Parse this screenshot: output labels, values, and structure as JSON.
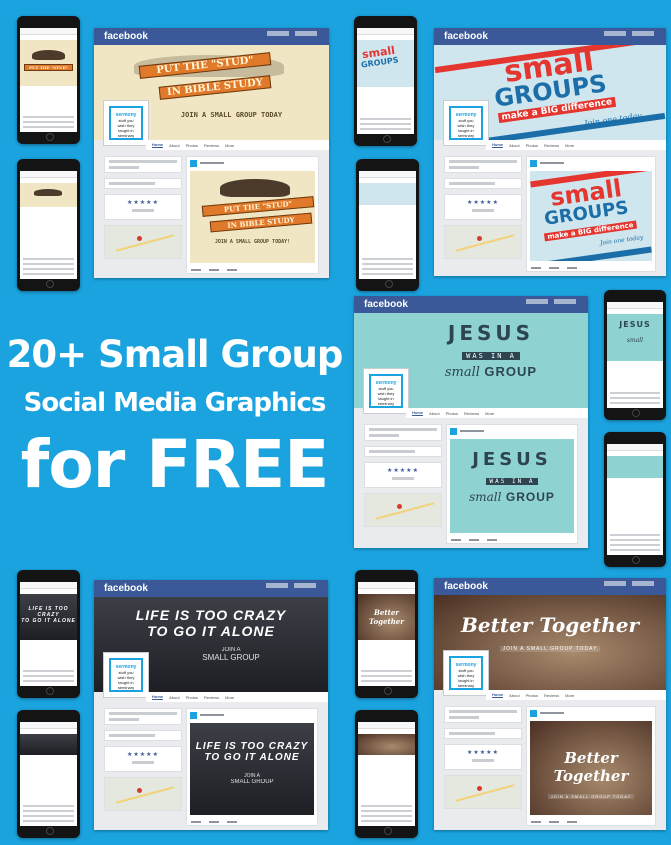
{
  "headline": {
    "line1": "20+ Small Group",
    "line2": "Social Media Graphics",
    "line3": "for FREE"
  },
  "facebook": {
    "brand": "facebook",
    "page_tabs": [
      "Home",
      "About",
      "Photos",
      "Reviews",
      "More"
    ],
    "ratings_stars": "★★★★★"
  },
  "page_logo": {
    "brand": "sermony",
    "lines": [
      "stuff you",
      "wish they",
      "taught in",
      "seminary"
    ]
  },
  "mockups": [
    {
      "id": "stud",
      "line1": "PUT THE \"STUD\"",
      "line2": "IN BIBLE STUDY",
      "tagline": "JOIN A SMALL GROUP TODAY",
      "tagline_post": "JOIN A SMALL GROUP TODAY!"
    },
    {
      "id": "small-groups",
      "word1": "small",
      "word2": "GROUPS",
      "word3": "make a BIG difference",
      "word4": "Join one today"
    },
    {
      "id": "jesus",
      "line1": "JESUS",
      "line2": "WAS IN A",
      "line3": "small",
      "line4": "GROUP"
    },
    {
      "id": "crazy",
      "line1": "LIFE IS TOO CRAZY",
      "line2": "TO GO IT ALONE",
      "line3": "JOIN A",
      "line4": "SMALL GROUP"
    },
    {
      "id": "better",
      "line1": "Better Together",
      "line2": "JOIN A SMALL GROUP TODAY"
    }
  ],
  "colors": {
    "background": "#1ba3df",
    "facebook_blue": "#3b5998"
  }
}
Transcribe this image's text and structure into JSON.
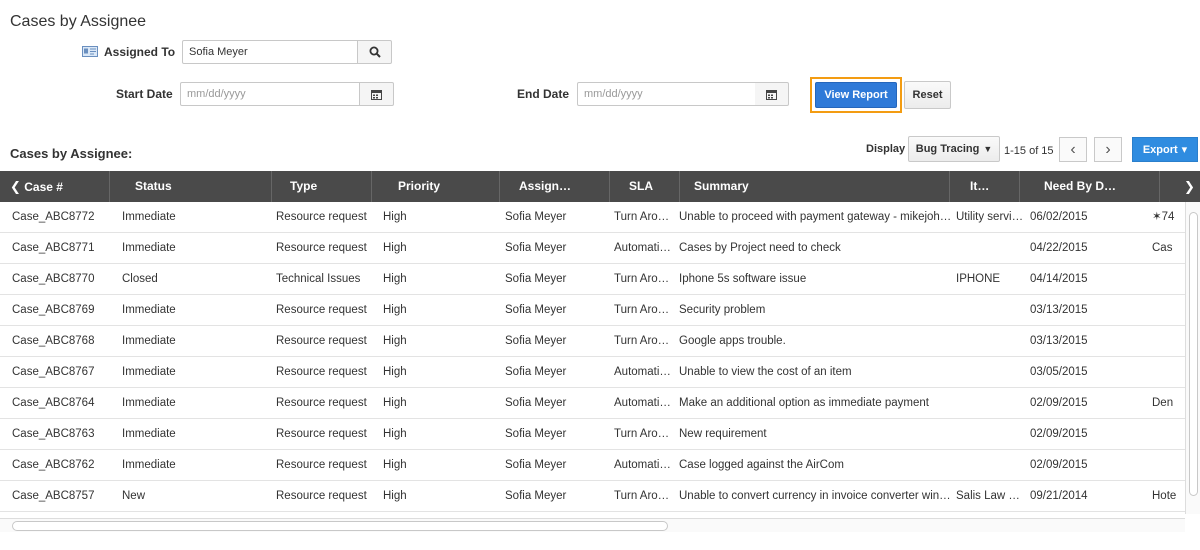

Work to do: Select all lines in the listing that include the word "structure".

Solution:
Parse this screenshot: output labels, values, and structure as JSON.
Transcribe this image's text and structure into JSON.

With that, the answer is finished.